━━━ RECORDED DATA

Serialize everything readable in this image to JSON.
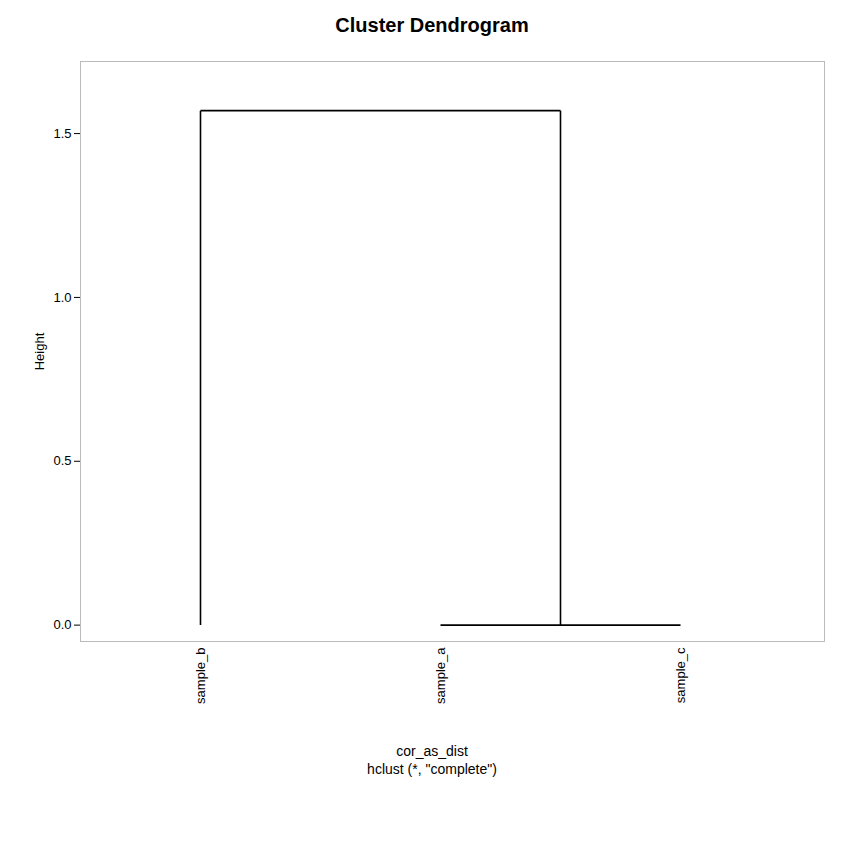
{
  "chart_data": {
    "type": "dendrogram",
    "title": "Cluster Dendrogram",
    "ylabel": "Height",
    "categories": [
      "sample_b",
      "sample_a",
      "sample_c"
    ],
    "tree": {
      "height": 1.57,
      "children": [
        "sample_b",
        {
          "height": 0.0,
          "children": [
            "sample_a",
            "sample_c"
          ]
        }
      ]
    },
    "ylim": [
      -0.05,
      1.72
    ],
    "yticks": [
      {
        "value": 0.0,
        "label": "0.0"
      },
      {
        "value": 0.5,
        "label": "0.5"
      },
      {
        "value": 1.0,
        "label": "1.0"
      },
      {
        "value": 1.5,
        "label": "1.5"
      }
    ],
    "annotations": [
      "cor_as_dist",
      "hclust (*, \"complete\")"
    ],
    "color": "#000000",
    "grid": false
  }
}
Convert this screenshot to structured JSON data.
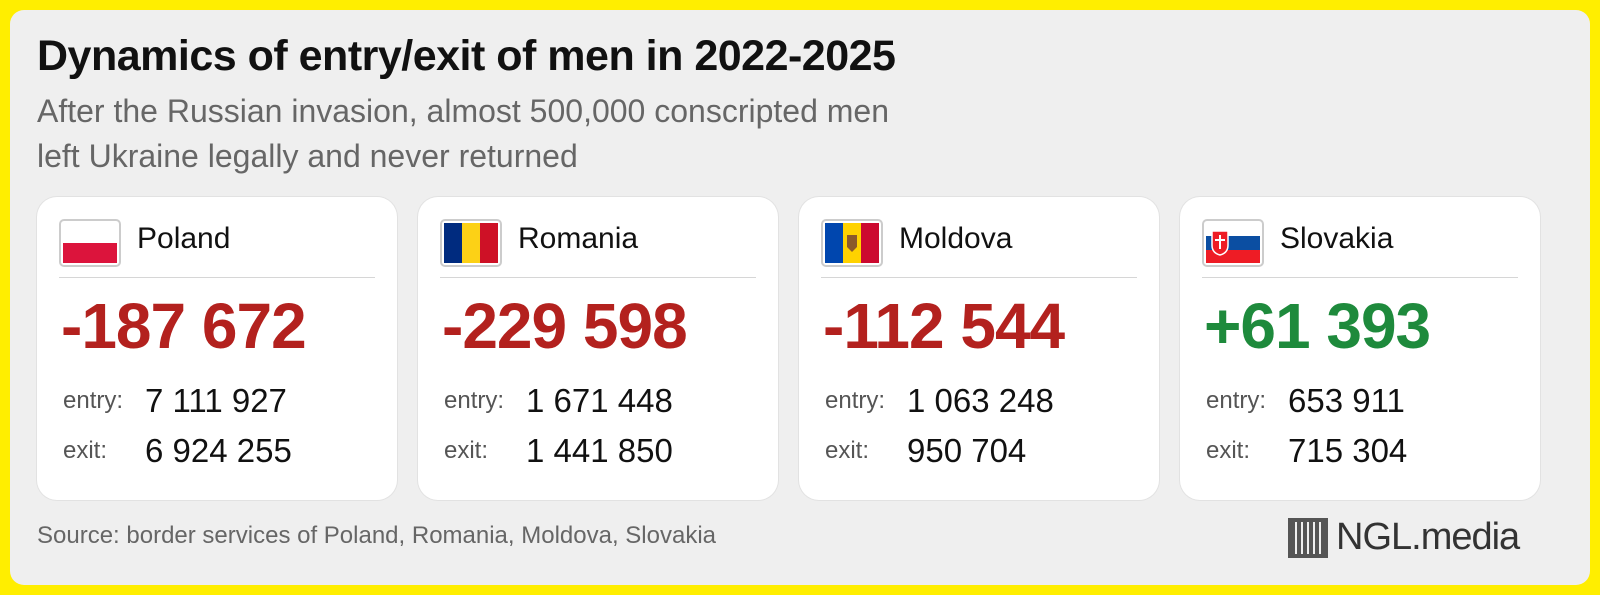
{
  "header": {
    "title": "Dynamics of entry/exit of men in 2022-2025",
    "subtitle_lines": [
      "After the Russian invasion, almost 500,000 conscripted men",
      "left Ukraine legally and never returned"
    ]
  },
  "cards": [
    {
      "country": "Poland",
      "net": "-187 672",
      "entry_label": "entry:",
      "entry": "7 111 927",
      "exit_label": "exit:",
      "exit": "6 924 255"
    },
    {
      "country": "Romania",
      "net": "-229 598",
      "entry_label": "entry:",
      "entry": "1 671 448",
      "exit_label": "exit:",
      "exit": "1 441 850"
    },
    {
      "country": "Moldova",
      "net": "-112 544",
      "entry_label": "entry:",
      "entry": "1 063 248",
      "exit_label": "exit:",
      "exit": "950 704"
    },
    {
      "country": "Slovakia",
      "net": "+61 393",
      "entry_label": "entry:",
      "entry": "653 911",
      "exit_label": "exit:",
      "exit": "715 304"
    }
  ],
  "footer": {
    "source": "Source: border services of Poland, Romania, Moldova, Slovakia",
    "logo": "NGL.media"
  }
}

━━━━━━

Write out the lines of the material from the one containing "Convert this screenshot" through the last, exactly and only those. Leave every picture out.

Convert this screenshot to structured JSON data.
{
  "header": {
    "title": "Dynamics of entry/exit of men in 2022-2025",
    "subtitle_lines": [
      "After the Russian invasion, almost 500,000 conscripted men",
      "left Ukraine legally and never returned"
    ]
  },
  "cards": [
    {
      "country": "Poland",
      "net": "-187 672",
      "entry_label": "entry:",
      "entry": "7 111 927",
      "exit_label": "exit:",
      "exit": "6 924 255"
    },
    {
      "country": "Romania",
      "net": "-229 598",
      "entry_label": "entry:",
      "entry": "1 671 448",
      "exit_label": "exit:",
      "exit": "1 441 850"
    },
    {
      "country": "Moldova",
      "net": "-112 544",
      "entry_label": "entry:",
      "entry": "1 063 248",
      "exit_label": "exit:",
      "exit": "950 704"
    },
    {
      "country": "Slovakia",
      "net": "+61 393",
      "entry_label": "entry:",
      "entry": "653 911",
      "exit_label": "exit:",
      "exit": "715 304"
    }
  ],
  "footer": {
    "source": "Source: border services of Poland, Romania, Moldova, Slovakia",
    "logo": "NGL.media"
  }
}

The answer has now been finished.